GOAL: Word for word, give the material below again, minus any images.

====== SUPPLIED ENTRIES ======

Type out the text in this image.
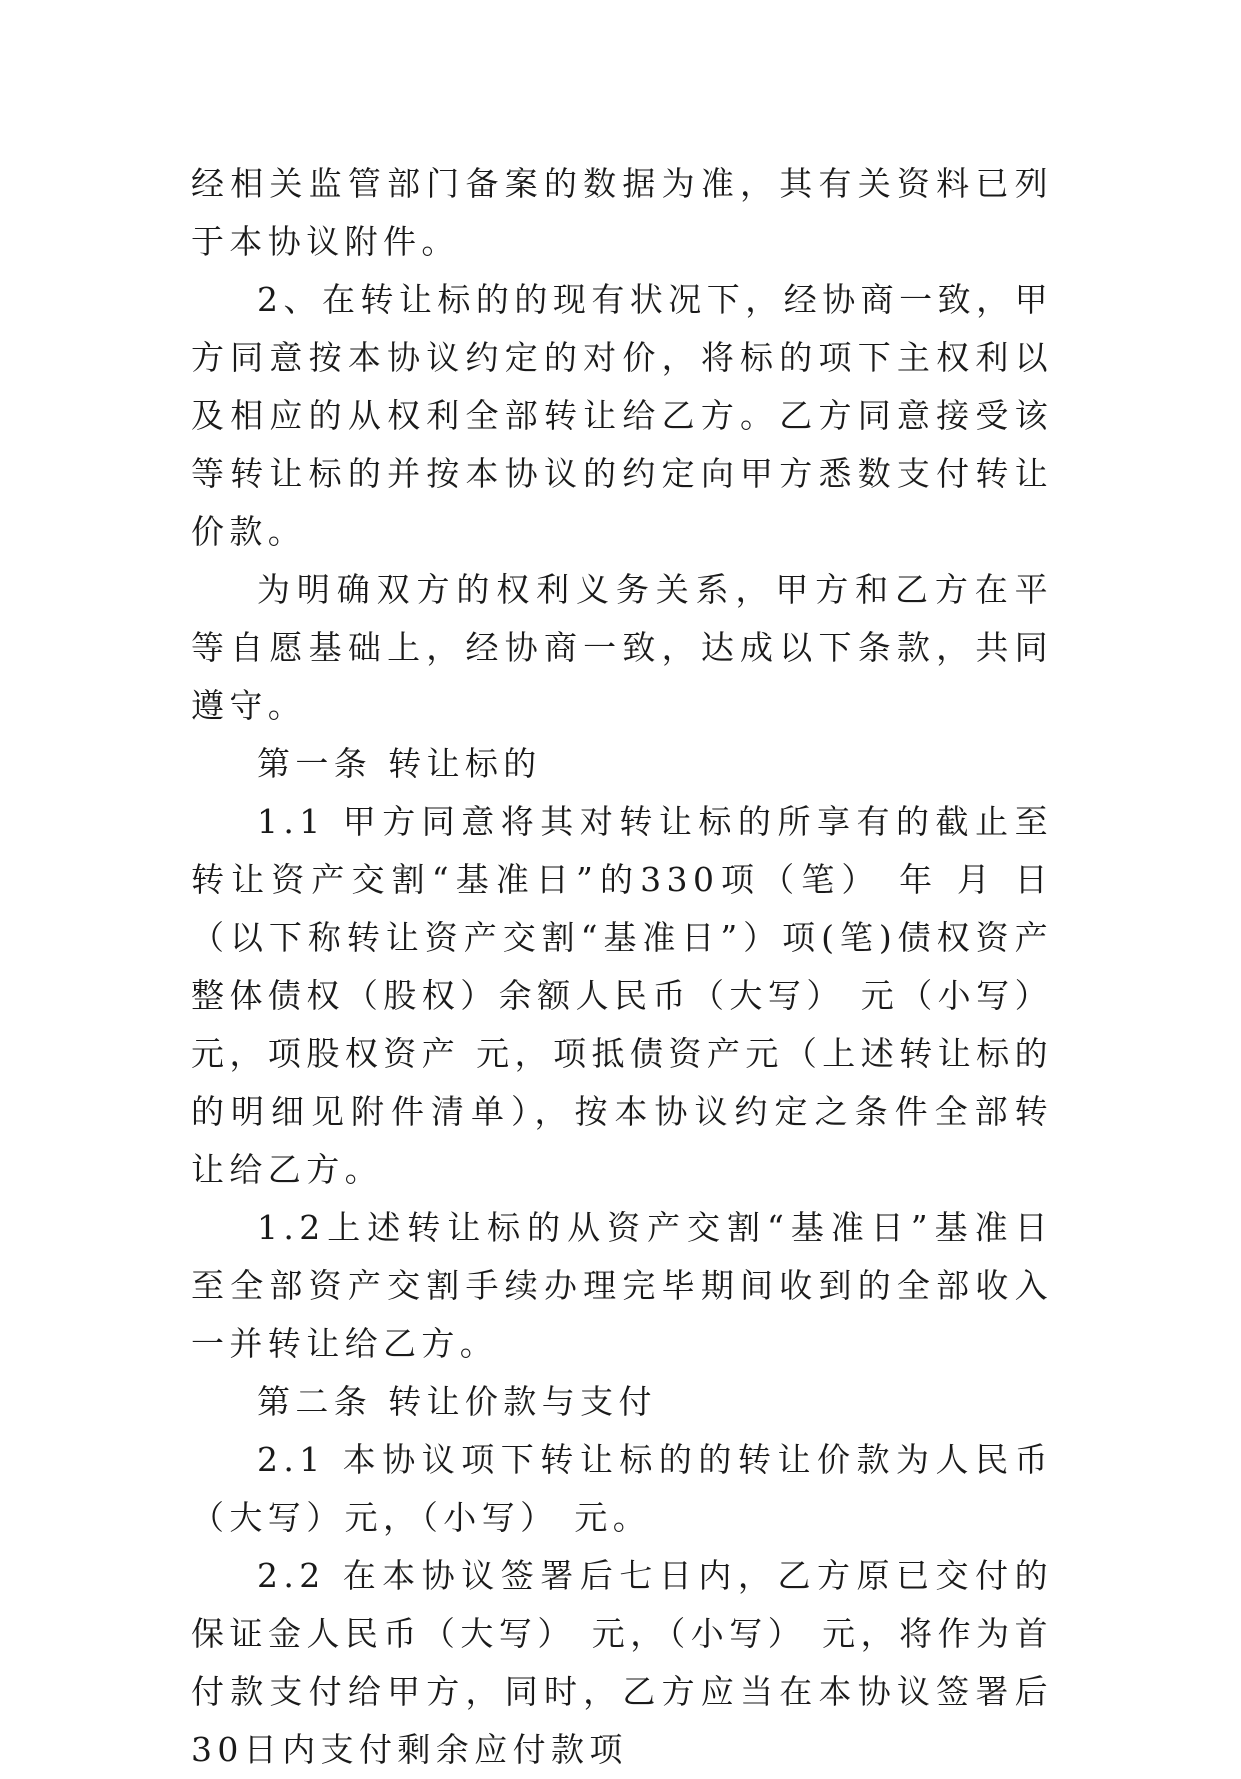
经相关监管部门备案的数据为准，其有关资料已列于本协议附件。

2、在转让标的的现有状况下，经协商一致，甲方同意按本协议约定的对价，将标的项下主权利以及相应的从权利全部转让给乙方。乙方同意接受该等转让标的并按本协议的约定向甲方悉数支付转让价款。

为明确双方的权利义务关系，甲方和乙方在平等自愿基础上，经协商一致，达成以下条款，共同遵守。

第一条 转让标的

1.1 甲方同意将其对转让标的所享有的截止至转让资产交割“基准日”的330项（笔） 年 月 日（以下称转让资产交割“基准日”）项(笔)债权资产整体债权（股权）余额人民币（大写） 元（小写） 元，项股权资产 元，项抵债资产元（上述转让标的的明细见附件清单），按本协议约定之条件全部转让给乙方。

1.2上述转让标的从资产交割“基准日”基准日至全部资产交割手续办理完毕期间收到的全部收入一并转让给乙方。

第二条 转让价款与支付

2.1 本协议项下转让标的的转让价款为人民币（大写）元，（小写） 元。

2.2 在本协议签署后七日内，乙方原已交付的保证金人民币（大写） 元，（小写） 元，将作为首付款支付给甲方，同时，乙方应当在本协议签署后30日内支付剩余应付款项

======

COMPLETED TASK:
Type out the text in this image.
经相关监管部门备案的数据为准，其有关资料已列于本协议附件。

2、在转让标的的现有状况下，经协商一致，甲方同意按本协议约定的对价，将标的项下主权利以及相应的从权利全部转让给乙方。乙方同意接受该等转让标的并按本协议的约定向甲方悉数支付转让价款。

为明确双方的权利义务关系，甲方和乙方在平等自愿基础上，经协商一致，达成以下条款，共同遵守。

第一条 转让标的

1.1 甲方同意将其对转让标的所享有的截止至转让资产交割“基准日”的330项（笔） 年 月 日（以下称转让资产交割“基准日”）项(笔)债权资产整体债权（股权）余额人民币（大写） 元（小写） 元，项股权资产 元，项抵债资产元（上述转让标的的明细见附件清单），按本协议约定之条件全部转让给乙方。

1.2上述转让标的从资产交割“基准日”基准日至全部资产交割手续办理完毕期间收到的全部收入一并转让给乙方。

第二条 转让价款与支付

2.1 本协议项下转让标的的转让价款为人民币（大写）元，（小写） 元。

2.2 在本协议签署后七日内，乙方原已交付的保证金人民币（大写） 元，（小写） 元，将作为首付款支付给甲方，同时，乙方应当在本协议签署后30日内支付剩余应付款项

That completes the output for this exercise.